▸ **Written instruction**
Rewrite every line of the material below, changing "table-cell-bar" to "bar-value-label" wherever it appears and leaving all other text unchanged. Omit the pictures from your output.

+---+

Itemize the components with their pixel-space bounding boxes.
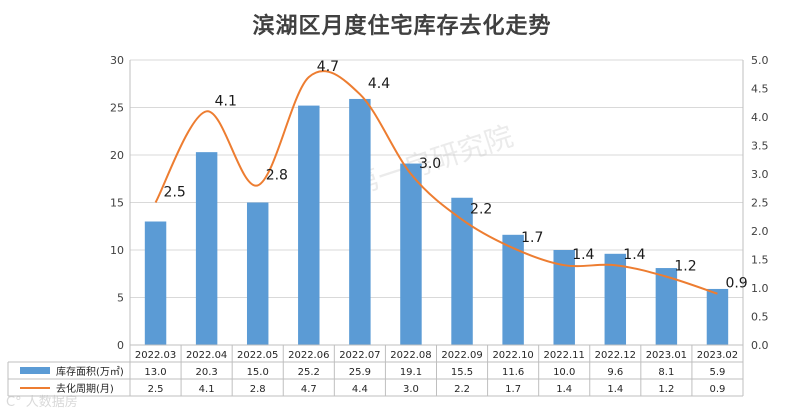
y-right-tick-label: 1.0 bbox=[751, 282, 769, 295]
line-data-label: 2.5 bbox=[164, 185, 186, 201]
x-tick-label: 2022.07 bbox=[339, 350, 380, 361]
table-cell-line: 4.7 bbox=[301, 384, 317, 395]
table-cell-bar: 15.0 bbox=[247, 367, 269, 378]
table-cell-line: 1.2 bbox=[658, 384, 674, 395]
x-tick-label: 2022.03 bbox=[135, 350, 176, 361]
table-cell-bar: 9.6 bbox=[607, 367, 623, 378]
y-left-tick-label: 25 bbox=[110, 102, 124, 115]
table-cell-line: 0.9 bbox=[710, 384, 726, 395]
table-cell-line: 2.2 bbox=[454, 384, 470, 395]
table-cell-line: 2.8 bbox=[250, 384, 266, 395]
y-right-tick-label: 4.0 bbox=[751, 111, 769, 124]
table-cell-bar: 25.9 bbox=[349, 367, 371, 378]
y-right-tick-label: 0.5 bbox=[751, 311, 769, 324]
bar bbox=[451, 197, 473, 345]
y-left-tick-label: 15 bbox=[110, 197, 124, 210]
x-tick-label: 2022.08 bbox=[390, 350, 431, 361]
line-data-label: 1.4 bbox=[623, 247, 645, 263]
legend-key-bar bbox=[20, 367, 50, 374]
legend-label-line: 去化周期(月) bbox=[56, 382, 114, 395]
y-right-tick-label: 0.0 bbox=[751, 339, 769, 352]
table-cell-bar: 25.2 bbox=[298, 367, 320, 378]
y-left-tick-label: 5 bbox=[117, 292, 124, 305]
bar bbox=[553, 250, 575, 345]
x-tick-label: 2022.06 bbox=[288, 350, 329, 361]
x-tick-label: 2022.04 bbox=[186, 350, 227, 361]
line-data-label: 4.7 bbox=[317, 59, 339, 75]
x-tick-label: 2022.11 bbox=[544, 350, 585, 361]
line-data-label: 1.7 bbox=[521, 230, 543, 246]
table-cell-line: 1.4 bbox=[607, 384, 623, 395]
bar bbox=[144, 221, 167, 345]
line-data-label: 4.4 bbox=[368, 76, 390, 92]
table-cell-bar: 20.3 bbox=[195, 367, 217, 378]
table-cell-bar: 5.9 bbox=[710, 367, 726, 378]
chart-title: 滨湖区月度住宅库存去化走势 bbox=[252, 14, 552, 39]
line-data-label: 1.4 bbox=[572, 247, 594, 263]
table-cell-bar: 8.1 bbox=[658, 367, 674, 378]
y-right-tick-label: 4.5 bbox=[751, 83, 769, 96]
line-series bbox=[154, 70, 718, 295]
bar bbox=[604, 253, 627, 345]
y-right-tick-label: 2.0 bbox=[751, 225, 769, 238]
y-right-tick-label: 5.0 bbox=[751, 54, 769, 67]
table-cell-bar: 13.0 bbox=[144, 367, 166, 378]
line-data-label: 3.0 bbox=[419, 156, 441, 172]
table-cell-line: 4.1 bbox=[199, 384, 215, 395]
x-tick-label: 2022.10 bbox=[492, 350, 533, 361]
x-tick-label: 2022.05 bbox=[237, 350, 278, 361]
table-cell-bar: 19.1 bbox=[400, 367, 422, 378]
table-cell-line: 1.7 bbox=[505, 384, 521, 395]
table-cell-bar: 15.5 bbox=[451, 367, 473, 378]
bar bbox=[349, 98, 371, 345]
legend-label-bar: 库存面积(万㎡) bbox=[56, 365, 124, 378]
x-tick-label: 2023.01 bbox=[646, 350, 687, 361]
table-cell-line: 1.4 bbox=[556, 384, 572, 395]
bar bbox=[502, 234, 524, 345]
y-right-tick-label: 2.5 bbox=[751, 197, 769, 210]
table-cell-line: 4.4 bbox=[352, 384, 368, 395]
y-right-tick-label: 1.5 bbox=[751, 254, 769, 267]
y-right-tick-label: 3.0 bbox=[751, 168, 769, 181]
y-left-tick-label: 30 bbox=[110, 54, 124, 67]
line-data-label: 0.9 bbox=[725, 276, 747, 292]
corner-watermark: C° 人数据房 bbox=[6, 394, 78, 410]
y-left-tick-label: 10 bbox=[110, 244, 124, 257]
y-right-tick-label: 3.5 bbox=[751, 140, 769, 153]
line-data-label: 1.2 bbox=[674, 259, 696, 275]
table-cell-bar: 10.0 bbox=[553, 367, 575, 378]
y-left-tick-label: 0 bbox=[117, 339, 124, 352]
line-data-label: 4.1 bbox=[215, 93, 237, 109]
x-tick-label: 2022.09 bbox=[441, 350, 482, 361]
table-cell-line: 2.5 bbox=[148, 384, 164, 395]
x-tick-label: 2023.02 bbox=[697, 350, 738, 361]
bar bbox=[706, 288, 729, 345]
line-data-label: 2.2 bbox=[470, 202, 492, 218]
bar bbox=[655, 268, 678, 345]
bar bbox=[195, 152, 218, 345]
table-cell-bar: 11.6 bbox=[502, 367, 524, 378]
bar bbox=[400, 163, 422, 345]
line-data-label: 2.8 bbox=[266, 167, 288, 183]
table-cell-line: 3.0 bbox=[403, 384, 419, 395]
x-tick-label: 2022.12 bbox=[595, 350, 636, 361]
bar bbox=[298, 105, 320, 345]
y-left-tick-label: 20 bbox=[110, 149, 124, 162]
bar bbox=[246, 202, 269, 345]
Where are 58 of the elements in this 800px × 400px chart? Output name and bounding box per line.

+---+

▸ **Written solution**
Itemize the components with their pixel-space bounding boxes.
y-right-tick-label: 1.0 bbox=[751, 282, 769, 295]
line-data-label: 2.5 bbox=[164, 185, 186, 201]
x-tick-label: 2022.07 bbox=[339, 350, 380, 361]
table-cell-line: 4.7 bbox=[301, 384, 317, 395]
bar-value-label: 15.0 bbox=[247, 367, 269, 378]
table-cell-line: 1.2 bbox=[658, 384, 674, 395]
x-tick-label: 2022.03 bbox=[135, 350, 176, 361]
bar-value-label: 9.6 bbox=[607, 367, 623, 378]
y-left-tick-label: 25 bbox=[110, 102, 124, 115]
table-cell-line: 0.9 bbox=[710, 384, 726, 395]
table-cell-line: 2.2 bbox=[454, 384, 470, 395]
table-cell-line: 2.8 bbox=[250, 384, 266, 395]
y-right-tick-label: 4.0 bbox=[751, 111, 769, 124]
bar-value-label: 25.9 bbox=[349, 367, 371, 378]
y-right-tick-label: 0.5 bbox=[751, 311, 769, 324]
bar bbox=[451, 197, 473, 345]
y-left-tick-label: 15 bbox=[110, 197, 124, 210]
x-tick-label: 2022.08 bbox=[390, 350, 431, 361]
line-data-label: 1.4 bbox=[623, 247, 645, 263]
legend-key-bar bbox=[20, 367, 50, 374]
legend-label-line: 去化周期(月) bbox=[56, 382, 114, 395]
y-right-tick-label: 0.0 bbox=[751, 339, 769, 352]
bar-value-label: 25.2 bbox=[298, 367, 320, 378]
y-left-tick-label: 5 bbox=[117, 292, 124, 305]
bar bbox=[553, 250, 575, 345]
x-tick-label: 2022.06 bbox=[288, 350, 329, 361]
x-tick-label: 2022.04 bbox=[186, 350, 227, 361]
line-data-label: 4.7 bbox=[317, 59, 339, 75]
x-tick-label: 2022.11 bbox=[544, 350, 585, 361]
line-data-label: 1.7 bbox=[521, 230, 543, 246]
table-cell-line: 1.4 bbox=[607, 384, 623, 395]
bar bbox=[144, 221, 167, 345]
line-data-label: 4.4 bbox=[368, 76, 390, 92]
bar-value-label: 20.3 bbox=[195, 367, 217, 378]
bar-value-label: 5.9 bbox=[710, 367, 726, 378]
chart-title: 滨湖区月度住宅库存去化走势 bbox=[252, 14, 552, 39]
line-data-label: 1.4 bbox=[572, 247, 594, 263]
bar-value-label: 8.1 bbox=[658, 367, 674, 378]
y-right-tick-label: 4.5 bbox=[751, 83, 769, 96]
line-series bbox=[154, 70, 718, 295]
bar bbox=[604, 253, 627, 345]
y-right-tick-label: 2.0 bbox=[751, 225, 769, 238]
y-right-tick-label: 5.0 bbox=[751, 54, 769, 67]
bar-value-label: 13.0 bbox=[144, 367, 166, 378]
line-data-label: 3.0 bbox=[419, 156, 441, 172]
table-cell-line: 4.1 bbox=[199, 384, 215, 395]
x-tick-label: 2022.10 bbox=[492, 350, 533, 361]
x-tick-label: 2022.05 bbox=[237, 350, 278, 361]
bar-value-label: 19.1 bbox=[400, 367, 422, 378]
table-cell-line: 1.7 bbox=[505, 384, 521, 395]
bar-value-label: 15.5 bbox=[451, 367, 473, 378]
bar bbox=[349, 98, 371, 345]
legend-label-bar: 库存面积(万㎡) bbox=[56, 365, 124, 378]
x-tick-label: 2023.01 bbox=[646, 350, 687, 361]
table-cell-line: 1.4 bbox=[556, 384, 572, 395]
bar bbox=[502, 234, 524, 345]
y-right-tick-label: 2.5 bbox=[751, 197, 769, 210]
table-cell-line: 4.4 bbox=[352, 384, 368, 395]
y-right-tick-label: 1.5 bbox=[751, 254, 769, 267]
y-right-tick-label: 3.0 bbox=[751, 168, 769, 181]
y-left-tick-label: 30 bbox=[110, 54, 124, 67]
line-data-label: 0.9 bbox=[725, 276, 747, 292]
corner-watermark: C° 人数据房 bbox=[6, 394, 78, 410]
y-left-tick-label: 10 bbox=[110, 244, 124, 257]
y-right-tick-label: 3.5 bbox=[751, 140, 769, 153]
line-data-label: 1.2 bbox=[674, 259, 696, 275]
bar-value-label: 10.0 bbox=[553, 367, 575, 378]
y-left-tick-label: 0 bbox=[117, 339, 124, 352]
line-data-label: 4.1 bbox=[215, 93, 237, 109]
x-tick-label: 2022.09 bbox=[441, 350, 482, 361]
table-cell-line: 2.5 bbox=[148, 384, 164, 395]
x-tick-label: 2023.02 bbox=[697, 350, 738, 361]
bar bbox=[706, 288, 729, 345]
line-data-label: 2.2 bbox=[470, 202, 492, 218]
bar bbox=[655, 268, 678, 345]
bar bbox=[195, 152, 218, 345]
bar-value-label: 11.6 bbox=[502, 367, 524, 378]
bar bbox=[400, 163, 422, 345]
line-data-label: 2.8 bbox=[266, 167, 288, 183]
table-cell-line: 3.0 bbox=[403, 384, 419, 395]
x-tick-label: 2022.12 bbox=[595, 350, 636, 361]
bar bbox=[298, 105, 320, 345]
y-left-tick-label: 20 bbox=[110, 149, 124, 162]
bar bbox=[246, 202, 269, 345]
Where are 58 of the elements in this 800px × 400px chart? Output name and bounding box per line.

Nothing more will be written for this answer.